* Aim:
Each line below should be quoted exactly, please.

* Extracted material:
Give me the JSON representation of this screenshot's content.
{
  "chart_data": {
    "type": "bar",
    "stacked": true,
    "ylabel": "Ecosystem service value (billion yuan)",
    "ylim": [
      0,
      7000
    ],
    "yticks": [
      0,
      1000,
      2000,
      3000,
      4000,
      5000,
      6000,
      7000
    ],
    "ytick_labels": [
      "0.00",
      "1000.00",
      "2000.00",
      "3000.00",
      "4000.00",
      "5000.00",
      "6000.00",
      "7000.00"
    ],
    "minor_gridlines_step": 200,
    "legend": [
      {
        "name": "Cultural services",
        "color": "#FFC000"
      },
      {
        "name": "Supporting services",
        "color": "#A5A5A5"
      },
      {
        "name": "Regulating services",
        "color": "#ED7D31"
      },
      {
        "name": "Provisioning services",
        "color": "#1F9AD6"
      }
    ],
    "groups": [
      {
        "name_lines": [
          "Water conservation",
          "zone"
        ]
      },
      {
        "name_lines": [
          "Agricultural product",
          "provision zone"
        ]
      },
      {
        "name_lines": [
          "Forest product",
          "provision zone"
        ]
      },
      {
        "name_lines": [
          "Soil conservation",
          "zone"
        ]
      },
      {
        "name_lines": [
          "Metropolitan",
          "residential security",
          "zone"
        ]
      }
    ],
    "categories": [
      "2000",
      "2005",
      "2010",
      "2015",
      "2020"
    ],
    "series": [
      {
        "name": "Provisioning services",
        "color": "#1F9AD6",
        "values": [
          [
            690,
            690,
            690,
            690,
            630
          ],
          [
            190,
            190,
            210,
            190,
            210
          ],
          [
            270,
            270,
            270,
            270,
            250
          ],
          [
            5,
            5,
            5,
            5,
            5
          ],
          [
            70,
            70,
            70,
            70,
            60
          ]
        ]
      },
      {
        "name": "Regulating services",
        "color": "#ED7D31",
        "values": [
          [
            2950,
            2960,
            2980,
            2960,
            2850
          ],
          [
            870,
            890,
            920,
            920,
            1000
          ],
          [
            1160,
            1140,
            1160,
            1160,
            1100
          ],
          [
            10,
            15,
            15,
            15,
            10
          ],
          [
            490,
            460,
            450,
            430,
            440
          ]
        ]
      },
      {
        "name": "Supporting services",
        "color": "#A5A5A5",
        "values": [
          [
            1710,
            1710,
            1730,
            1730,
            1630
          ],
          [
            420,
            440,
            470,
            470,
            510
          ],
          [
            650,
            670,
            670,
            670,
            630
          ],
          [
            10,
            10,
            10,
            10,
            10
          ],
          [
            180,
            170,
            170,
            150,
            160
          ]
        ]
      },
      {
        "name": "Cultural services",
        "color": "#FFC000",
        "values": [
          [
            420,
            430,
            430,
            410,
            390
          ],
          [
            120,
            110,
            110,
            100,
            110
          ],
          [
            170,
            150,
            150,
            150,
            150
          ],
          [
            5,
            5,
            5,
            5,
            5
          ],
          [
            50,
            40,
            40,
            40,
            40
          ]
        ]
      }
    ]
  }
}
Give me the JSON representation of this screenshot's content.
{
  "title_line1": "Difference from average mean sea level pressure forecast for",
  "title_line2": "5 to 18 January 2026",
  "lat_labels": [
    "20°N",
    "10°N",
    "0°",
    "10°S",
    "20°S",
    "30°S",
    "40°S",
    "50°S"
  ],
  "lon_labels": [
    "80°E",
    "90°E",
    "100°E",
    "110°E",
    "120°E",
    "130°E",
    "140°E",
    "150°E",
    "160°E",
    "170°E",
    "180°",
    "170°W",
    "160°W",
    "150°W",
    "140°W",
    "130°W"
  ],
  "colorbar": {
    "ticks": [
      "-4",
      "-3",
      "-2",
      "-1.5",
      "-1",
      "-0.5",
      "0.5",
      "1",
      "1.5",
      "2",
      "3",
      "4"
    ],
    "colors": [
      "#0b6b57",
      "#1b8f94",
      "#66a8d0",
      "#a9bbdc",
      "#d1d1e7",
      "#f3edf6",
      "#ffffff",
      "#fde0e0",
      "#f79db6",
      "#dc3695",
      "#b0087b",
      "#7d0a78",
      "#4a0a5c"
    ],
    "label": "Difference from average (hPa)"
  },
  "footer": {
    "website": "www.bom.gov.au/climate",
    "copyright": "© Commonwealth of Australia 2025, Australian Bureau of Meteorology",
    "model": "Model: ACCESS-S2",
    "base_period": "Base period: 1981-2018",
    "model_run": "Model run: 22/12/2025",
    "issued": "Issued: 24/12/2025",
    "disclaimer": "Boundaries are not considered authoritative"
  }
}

* Output of the exercise:
Give me the JSON representation of this screenshot's content.
{
  "chart_data": {
    "type": "bar",
    "stacked": true,
    "ylabel": "Ecosystem service value (billion yuan)",
    "ylim": [
      0,
      7000
    ],
    "yticks": [
      0,
      1000,
      2000,
      3000,
      4000,
      5000,
      6000,
      7000
    ],
    "ytick_labels": [
      "0.00",
      "1000.00",
      "2000.00",
      "3000.00",
      "4000.00",
      "5000.00",
      "6000.00",
      "7000.00"
    ],
    "minor_gridlines_step": 200,
    "legend": [
      {
        "name": "Cultural services",
        "color": "#FFC000"
      },
      {
        "name": "Supporting services",
        "color": "#A5A5A5"
      },
      {
        "name": "Regulating services",
        "color": "#ED7D31"
      },
      {
        "name": "Provisioning services",
        "color": "#1F9AD6"
      }
    ],
    "groups": [
      {
        "name_lines": [
          "Water conservation",
          "zone"
        ]
      },
      {
        "name_lines": [
          "Agricultural product",
          "provision zone"
        ]
      },
      {
        "name_lines": [
          "Forest product",
          "provision zone"
        ]
      },
      {
        "name_lines": [
          "Soil conservation",
          "zone"
        ]
      },
      {
        "name_lines": [
          "Metropolitan",
          "residential security",
          "zone"
        ]
      }
    ],
    "categories": [
      "2000",
      "2005",
      "2010",
      "2015",
      "2020"
    ],
    "series": [
      {
        "name": "Provisioning services",
        "color": "#1F9AD6",
        "values": [
          [
            690,
            690,
            690,
            690,
            630
          ],
          [
            190,
            190,
            210,
            190,
            210
          ],
          [
            270,
            270,
            270,
            270,
            250
          ],
          [
            5,
            5,
            5,
            5,
            5
          ],
          [
            70,
            70,
            70,
            70,
            60
          ]
        ]
      },
      {
        "name": "Regulating services",
        "color": "#ED7D31",
        "values": [
          [
            2950,
            2960,
            2980,
            2960,
            2850
          ],
          [
            870,
            890,
            920,
            920,
            1000
          ],
          [
            1160,
            1140,
            1160,
            1160,
            1100
          ],
          [
            10,
            15,
            15,
            15,
            10
          ],
          [
            490,
            460,
            450,
            430,
            440
          ]
        ]
      },
      {
        "name": "Supporting services",
        "color": "#A5A5A5",
        "values": [
          [
            1710,
            1710,
            1730,
            1730,
            1630
          ],
          [
            420,
            440,
            470,
            470,
            510
          ],
          [
            650,
            670,
            670,
            670,
            630
          ],
          [
            10,
            10,
            10,
            10,
            10
          ],
          [
            180,
            170,
            170,
            150,
            160
          ]
        ]
      },
      {
        "name": "Cultural services",
        "color": "#FFC000",
        "values": [
          [
            420,
            430,
            430,
            410,
            390
          ],
          [
            120,
            110,
            110,
            100,
            110
          ],
          [
            170,
            150,
            150,
            150,
            150
          ],
          [
            5,
            5,
            5,
            5,
            5
          ],
          [
            50,
            40,
            40,
            40,
            40
          ]
        ]
      }
    ]
  }
}
Give me the JSON representation of this screenshot's content.
{
  "title_line1": "Difference from average mean sea level pressure forecast for",
  "title_line2": "5 to 18 January 2026",
  "lat_labels": [
    "20°N",
    "10°N",
    "0°",
    "10°S",
    "20°S",
    "30°S",
    "40°S",
    "50°S"
  ],
  "lon_labels": [
    "80°E",
    "90°E",
    "100°E",
    "110°E",
    "120°E",
    "130°E",
    "140°E",
    "150°E",
    "160°E",
    "170°E",
    "180°",
    "170°W",
    "160°W",
    "150°W",
    "140°W",
    "130°W"
  ],
  "colorbar": {
    "ticks": [
      "-4",
      "-3",
      "-2",
      "-1.5",
      "-1",
      "-0.5",
      "0.5",
      "1",
      "1.5",
      "2",
      "3",
      "4"
    ],
    "colors": [
      "#0b6b57",
      "#1b8f94",
      "#66a8d0",
      "#a9bbdc",
      "#d1d1e7",
      "#f3edf6",
      "#ffffff",
      "#fde0e0",
      "#f79db6",
      "#dc3695",
      "#b0087b",
      "#7d0a78",
      "#4a0a5c"
    ],
    "label": "Difference from average (hPa)"
  },
  "footer": {
    "website": "www.bom.gov.au/climate",
    "copyright": "© Commonwealth of Australia 2025, Australian Bureau of Meteorology",
    "model": "Model: ACCESS-S2",
    "base_period": "Base period: 1981-2018",
    "model_run": "Model run: 22/12/2025",
    "issued": "Issued: 24/12/2025",
    "disclaimer": "Boundaries are not considered authoritative"
  }
}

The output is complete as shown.